■ **PROBLEM DETAILS**:
Copy every entry exactly as given, minus the images.

═════ DATA ROWS ═════

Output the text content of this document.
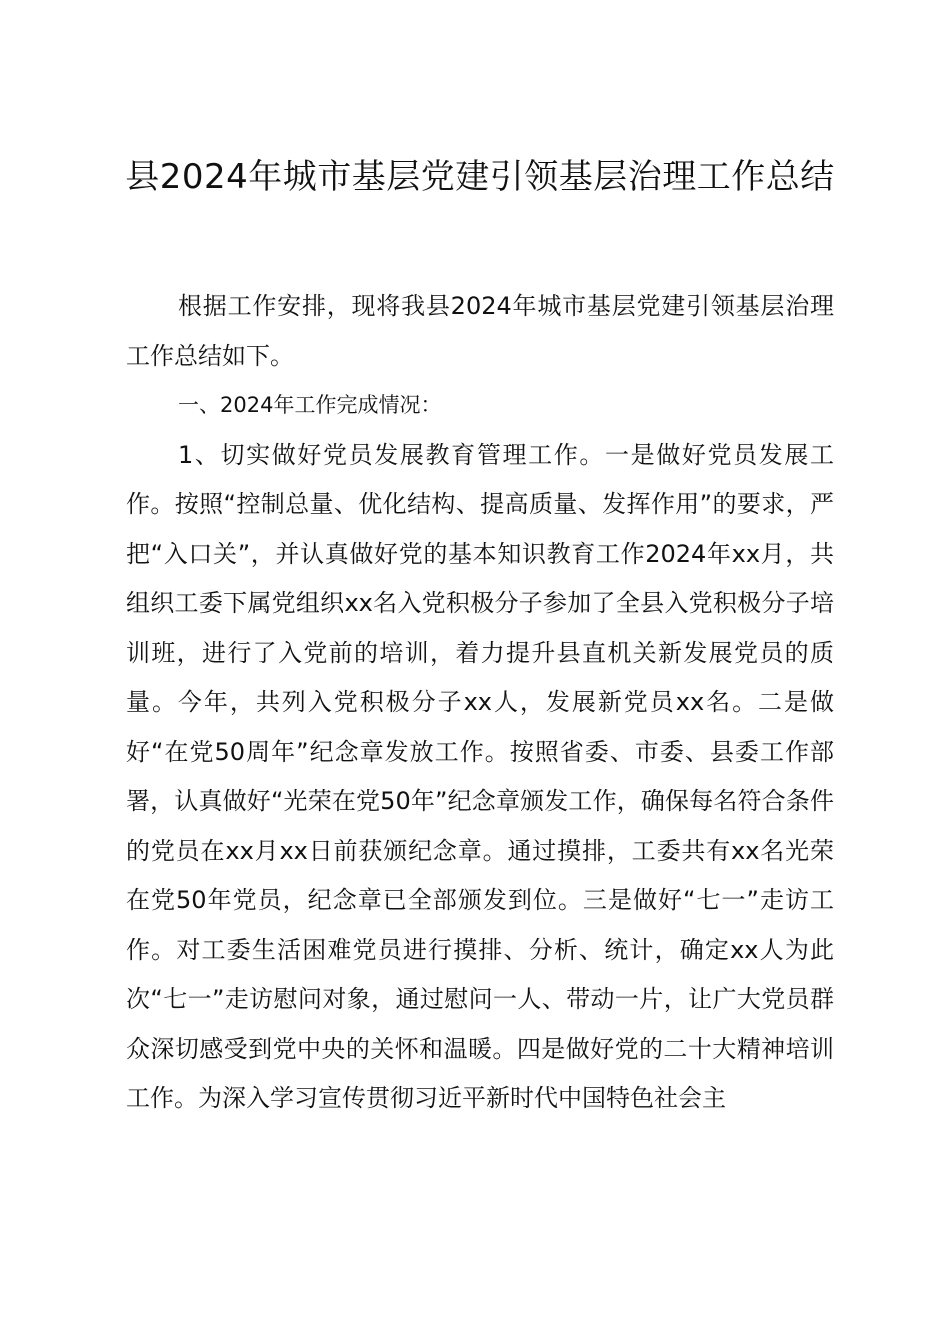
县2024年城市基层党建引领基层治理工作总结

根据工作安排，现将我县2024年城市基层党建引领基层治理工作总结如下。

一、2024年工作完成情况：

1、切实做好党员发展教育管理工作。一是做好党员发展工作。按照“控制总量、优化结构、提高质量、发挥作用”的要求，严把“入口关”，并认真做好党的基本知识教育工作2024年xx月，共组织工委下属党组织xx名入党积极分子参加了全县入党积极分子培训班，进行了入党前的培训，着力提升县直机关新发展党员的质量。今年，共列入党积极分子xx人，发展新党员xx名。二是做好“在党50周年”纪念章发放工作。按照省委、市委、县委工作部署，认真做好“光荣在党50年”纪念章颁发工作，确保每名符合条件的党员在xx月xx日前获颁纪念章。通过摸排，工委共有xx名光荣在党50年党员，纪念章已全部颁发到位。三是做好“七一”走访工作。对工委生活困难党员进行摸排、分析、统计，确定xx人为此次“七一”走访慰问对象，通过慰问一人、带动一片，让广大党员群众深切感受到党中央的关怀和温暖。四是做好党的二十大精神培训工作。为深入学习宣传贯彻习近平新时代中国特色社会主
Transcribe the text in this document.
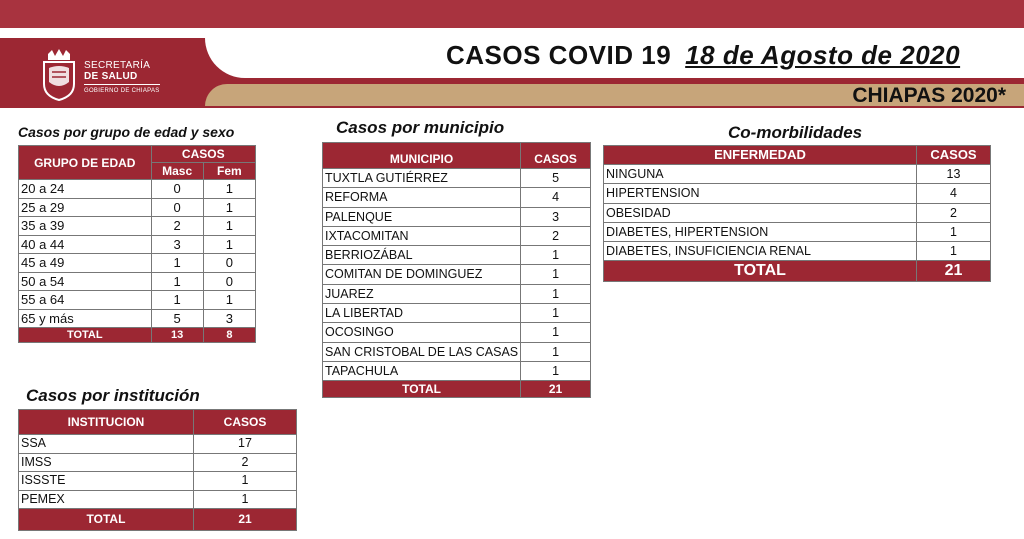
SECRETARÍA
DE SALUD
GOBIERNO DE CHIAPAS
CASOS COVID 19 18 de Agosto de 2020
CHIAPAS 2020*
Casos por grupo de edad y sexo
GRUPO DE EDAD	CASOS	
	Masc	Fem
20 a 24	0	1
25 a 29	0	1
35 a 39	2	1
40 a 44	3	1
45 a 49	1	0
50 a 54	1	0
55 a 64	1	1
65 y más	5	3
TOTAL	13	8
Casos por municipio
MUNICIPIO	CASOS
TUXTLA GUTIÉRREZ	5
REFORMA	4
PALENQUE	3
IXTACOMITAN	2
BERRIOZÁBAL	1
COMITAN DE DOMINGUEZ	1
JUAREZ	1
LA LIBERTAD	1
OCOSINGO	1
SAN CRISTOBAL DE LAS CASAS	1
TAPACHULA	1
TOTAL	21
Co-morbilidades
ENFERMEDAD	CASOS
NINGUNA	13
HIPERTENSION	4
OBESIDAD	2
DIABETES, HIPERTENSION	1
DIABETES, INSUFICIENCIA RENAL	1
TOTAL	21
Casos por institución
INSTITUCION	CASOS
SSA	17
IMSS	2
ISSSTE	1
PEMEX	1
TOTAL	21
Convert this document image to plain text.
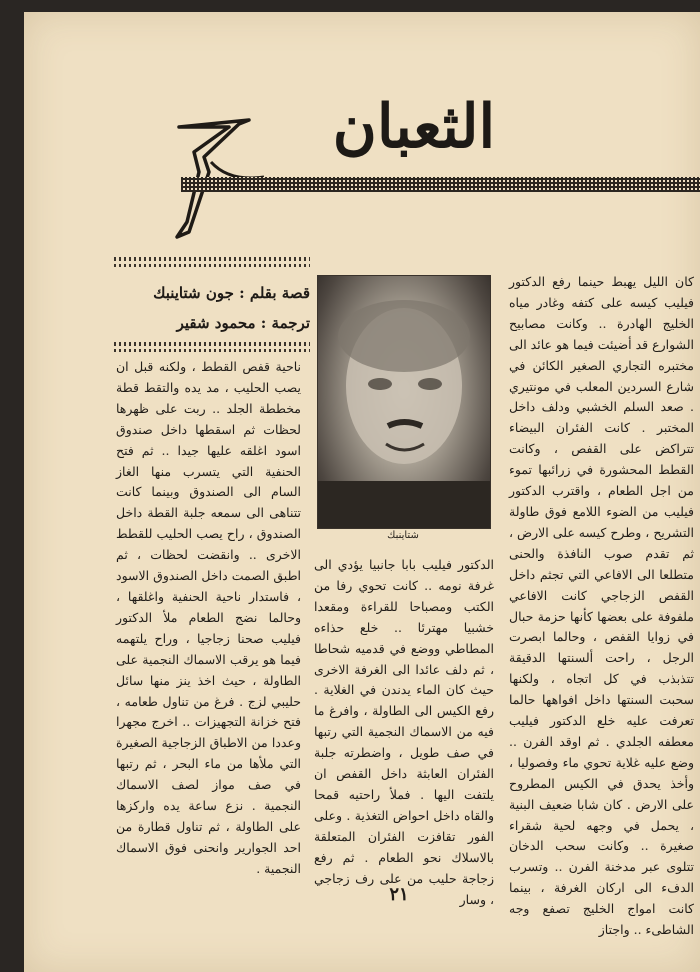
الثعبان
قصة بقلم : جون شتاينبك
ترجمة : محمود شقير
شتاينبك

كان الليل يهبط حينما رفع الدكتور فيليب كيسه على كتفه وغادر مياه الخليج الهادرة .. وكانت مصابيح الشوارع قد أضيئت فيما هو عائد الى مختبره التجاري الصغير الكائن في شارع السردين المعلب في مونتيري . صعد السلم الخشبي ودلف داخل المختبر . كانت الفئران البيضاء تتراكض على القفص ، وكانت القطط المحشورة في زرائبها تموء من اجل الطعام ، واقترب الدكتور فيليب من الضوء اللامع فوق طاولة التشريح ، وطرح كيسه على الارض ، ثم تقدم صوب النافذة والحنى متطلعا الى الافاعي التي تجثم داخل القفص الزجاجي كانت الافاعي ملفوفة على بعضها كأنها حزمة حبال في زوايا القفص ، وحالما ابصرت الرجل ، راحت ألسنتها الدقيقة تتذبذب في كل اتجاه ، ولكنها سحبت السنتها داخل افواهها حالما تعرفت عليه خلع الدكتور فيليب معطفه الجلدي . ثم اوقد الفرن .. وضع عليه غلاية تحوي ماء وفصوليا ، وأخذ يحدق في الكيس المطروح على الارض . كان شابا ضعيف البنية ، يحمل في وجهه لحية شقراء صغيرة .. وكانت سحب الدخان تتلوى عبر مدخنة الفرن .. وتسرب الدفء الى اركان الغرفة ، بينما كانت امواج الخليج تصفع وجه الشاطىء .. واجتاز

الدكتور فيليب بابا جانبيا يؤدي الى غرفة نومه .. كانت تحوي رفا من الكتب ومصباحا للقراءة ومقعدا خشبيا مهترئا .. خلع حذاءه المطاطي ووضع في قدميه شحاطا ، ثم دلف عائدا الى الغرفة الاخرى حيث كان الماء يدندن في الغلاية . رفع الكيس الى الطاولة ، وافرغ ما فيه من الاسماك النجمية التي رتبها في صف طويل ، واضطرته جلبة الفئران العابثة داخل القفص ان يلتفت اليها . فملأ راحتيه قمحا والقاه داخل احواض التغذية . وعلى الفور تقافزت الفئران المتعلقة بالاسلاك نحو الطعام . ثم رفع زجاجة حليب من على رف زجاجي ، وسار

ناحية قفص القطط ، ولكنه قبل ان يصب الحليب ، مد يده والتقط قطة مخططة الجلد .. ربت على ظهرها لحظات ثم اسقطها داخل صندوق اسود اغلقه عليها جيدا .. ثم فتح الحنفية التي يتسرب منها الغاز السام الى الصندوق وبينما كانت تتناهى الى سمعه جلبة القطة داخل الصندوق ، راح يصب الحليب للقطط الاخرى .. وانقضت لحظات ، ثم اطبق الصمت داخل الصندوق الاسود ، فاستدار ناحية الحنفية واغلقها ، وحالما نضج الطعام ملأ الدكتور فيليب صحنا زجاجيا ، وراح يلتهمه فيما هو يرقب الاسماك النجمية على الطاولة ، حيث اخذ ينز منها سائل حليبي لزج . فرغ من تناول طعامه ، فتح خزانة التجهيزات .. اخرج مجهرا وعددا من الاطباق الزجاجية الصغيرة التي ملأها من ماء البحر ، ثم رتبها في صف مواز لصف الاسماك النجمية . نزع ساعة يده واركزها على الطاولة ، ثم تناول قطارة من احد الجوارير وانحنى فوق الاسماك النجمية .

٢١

═════

■ **PROBLEM SOLUTION**:
Output the text content of this document.
县2024年城市基层党建引领基层治理工作总结

根据工作安排，现将我县2024年城市基层党建引领基层治理工作总结如下。

一、2024年工作完成情况：

1、切实做好党员发展教育管理工作。一是做好党员发展工作。按照“控制总量、优化结构、提高质量、发挥作用”的要求，严把“入口关”，并认真做好党的基本知识教育工作2024年xx月，共组织工委下属党组织xx名入党积极分子参加了全县入党积极分子培训班，进行了入党前的培训，着力提升县直机关新发展党员的质量。今年，共列入党积极分子xx人，发展新党员xx名。二是做好“在党50周年”纪念章发放工作。按照省委、市委、县委工作部署，认真做好“光荣在党50年”纪念章颁发工作，确保每名符合条件的党员在xx月xx日前获颁纪念章。通过摸排，工委共有xx名光荣在党50年党员，纪念章已全部颁发到位。三是做好“七一”走访工作。对工委生活困难党员进行摸排、分析、统计，确定xx人为此次“七一”走访慰问对象，通过慰问一人、带动一片，让广大党员群众深切感受到党中央的关怀和温暖。四是做好党的二十大精神培训工作。为深入学习宣传贯彻习近平新时代中国特色社会主
Transcribe the text in this document.
SECRETARÍA
DE SALUD
GOBIERNO DE CHIAPAS
CASOS COVID 19 18 de Agosto de 2020
CHIAPAS 2020*
Casos por grupo de edad y sexo
GRUPO DE EDAD	CASOS	
	Masc	Fem
20 a 24	0	1
25 a 29	0	1
35 a 39	2	1
40 a 44	3	1
45 a 49	1	0
50 a 54	1	0
55 a 64	1	1
65 y más	5	3
TOTAL	13	8
Casos por municipio
MUNICIPIO	CASOS
TUXTLA GUTIÉRREZ	5
REFORMA	4
PALENQUE	3
IXTACOMITAN	2
BERRIOZÁBAL	1
COMITAN DE DOMINGUEZ	1
JUAREZ	1
LA LIBERTAD	1
OCOSINGO	1
SAN CRISTOBAL DE LAS CASAS	1
TAPACHULA	1
TOTAL	21
Co-morbilidades
ENFERMEDAD	CASOS
NINGUNA	13
HIPERTENSION	4
OBESIDAD	2
DIABETES, HIPERTENSION	1
DIABETES, INSUFICIENCIA RENAL	1
TOTAL	21
Casos por institución
INSTITUCION	CASOS
SSA	17
IMSS	2
ISSSTE	1
PEMEX	1
TOTAL	21
Convert this document image to plain text.
الثعبان
قصة بقلم : جون شتاينبك
ترجمة : محمود شقير
شتاينبك

كان الليل يهبط حينما رفع الدكتور فيليب كيسه على كتفه وغادر مياه الخليج الهادرة .. وكانت مصابيح الشوارع قد أضيئت فيما هو عائد الى مختبره التجاري الصغير الكائن في شارع السردين المعلب في مونتيري . صعد السلم الخشبي ودلف داخل المختبر . كانت الفئران البيضاء تتراكض على القفص ، وكانت القطط المحشورة في زرائبها تموء من اجل الطعام ، واقترب الدكتور فيليب من الضوء اللامع فوق طاولة التشريح ، وطرح كيسه على الارض ، ثم تقدم صوب النافذة والحنى متطلعا الى الافاعي التي تجثم داخل القفص الزجاجي كانت الافاعي ملفوفة على بعضها كأنها حزمة حبال في زوايا القفص ، وحالما ابصرت الرجل ، راحت ألسنتها الدقيقة تتذبذب في كل اتجاه ، ولكنها سحبت السنتها داخل افواهها حالما تعرفت عليه خلع الدكتور فيليب معطفه الجلدي . ثم اوقد الفرن .. وضع عليه غلاية تحوي ماء وفصوليا ، وأخذ يحدق في الكيس المطروح على الارض . كان شابا ضعيف البنية ، يحمل في وجهه لحية شقراء صغيرة .. وكانت سحب الدخان تتلوى عبر مدخنة الفرن .. وتسرب الدفء الى اركان الغرفة ، بينما كانت امواج الخليج تصفع وجه الشاطىء .. واجتاز

الدكتور فيليب بابا جانبيا يؤدي الى غرفة نومه .. كانت تحوي رفا من الكتب ومصباحا للقراءة ومقعدا خشبيا مهترئا .. خلع حذاءه المطاطي ووضع في قدميه شحاطا ، ثم دلف عائدا الى الغرفة الاخرى حيث كان الماء يدندن في الغلاية . رفع الكيس الى الطاولة ، وافرغ ما فيه من الاسماك النجمية التي رتبها في صف طويل ، واضطرته جلبة الفئران العابثة داخل القفص ان يلتفت اليها . فملأ راحتيه قمحا والقاه داخل احواض التغذية . وعلى الفور تقافزت الفئران المتعلقة بالاسلاك نحو الطعام . ثم رفع زجاجة حليب من على رف زجاجي ، وسار

ناحية قفص القطط ، ولكنه قبل ان يصب الحليب ، مد يده والتقط قطة مخططة الجلد .. ربت على ظهرها لحظات ثم اسقطها داخل صندوق اسود اغلقه عليها جيدا .. ثم فتح الحنفية التي يتسرب منها الغاز السام الى الصندوق وبينما كانت تتناهى الى سمعه جلبة القطة داخل الصندوق ، راح يصب الحليب للقطط الاخرى .. وانقضت لحظات ، ثم اطبق الصمت داخل الصندوق الاسود ، فاستدار ناحية الحنفية واغلقها ، وحالما نضج الطعام ملأ الدكتور فيليب صحنا زجاجيا ، وراح يلتهمه فيما هو يرقب الاسماك النجمية على الطاولة ، حيث اخذ ينز منها سائل حليبي لزج . فرغ من تناول طعامه ، فتح خزانة التجهيزات .. اخرج مجهرا وعددا من الاطباق الزجاجية الصغيرة التي ملأها من ماء البحر ، ثم رتبها في صف مواز لصف الاسماك النجمية . نزع ساعة يده واركزها على الطاولة ، ثم تناول قطارة من احد الجوارير وانحنى فوق الاسماك النجمية .

٢١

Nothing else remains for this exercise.